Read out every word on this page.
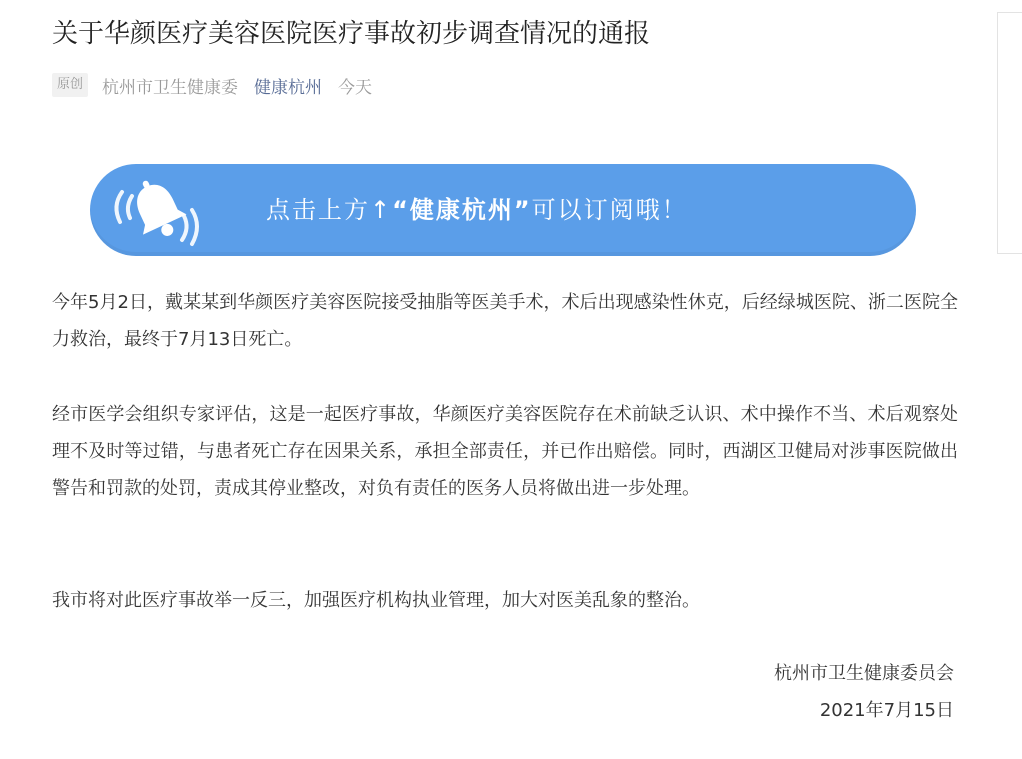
关于华颜医疗美容医院医疗事故初步调查情况的通报
原创 杭州市卫生健康委 健康杭州 今天
点击上方↑“健康杭州”可以订阅哦！

今年5月2日，戴某某到华颜医疗美容医院接受抽脂等医美手术，术后出现感染性休克，后经绿城医院、浙二医院全力救治，最终于7月13日死亡。

经市医学会组织专家评估，这是一起医疗事故，华颜医疗美容医院存在术前缺乏认识、术中操作不当、术后观察处理不及时等过错，与患者死亡存在因果关系，承担全部责任，并已作出赔偿。同时，西湖区卫健局对涉事医院做出警告和罚款的处罚，责成其停业整改，对负有责任的医务人员将做出进一步处理。

我市将对此医疗事故举一反三，加强医疗机构执业管理，加大对医美乱象的整治。

杭州市卫生健康委员会
2021年7月15日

····················

◆ **SHORT EXERCISE**
Retype the whole listing exactly and leave the pictures out.

◆ **WRITTEN SOLUTION**
Read out every word on this page.
关于华颜医疗美容医院医疗事故初步调查情况的通报
原创 杭州市卫生健康委 健康杭州 今天
点击上方↑“健康杭州”可以订阅哦！

今年5月2日，戴某某到华颜医疗美容医院接受抽脂等医美手术，术后出现感染性休克，后经绿城医院、浙二医院全力救治，最终于7月13日死亡。

经市医学会组织专家评估，这是一起医疗事故，华颜医疗美容医院存在术前缺乏认识、术中操作不当、术后观察处理不及时等过错，与患者死亡存在因果关系，承担全部责任，并已作出赔偿。同时，西湖区卫健局对涉事医院做出警告和罚款的处罚，责成其停业整改，对负有责任的医务人员将做出进一步处理。

我市将对此医疗事故举一反三，加强医疗机构执业管理，加大对医美乱象的整治。

杭州市卫生健康委员会
2021年7月15日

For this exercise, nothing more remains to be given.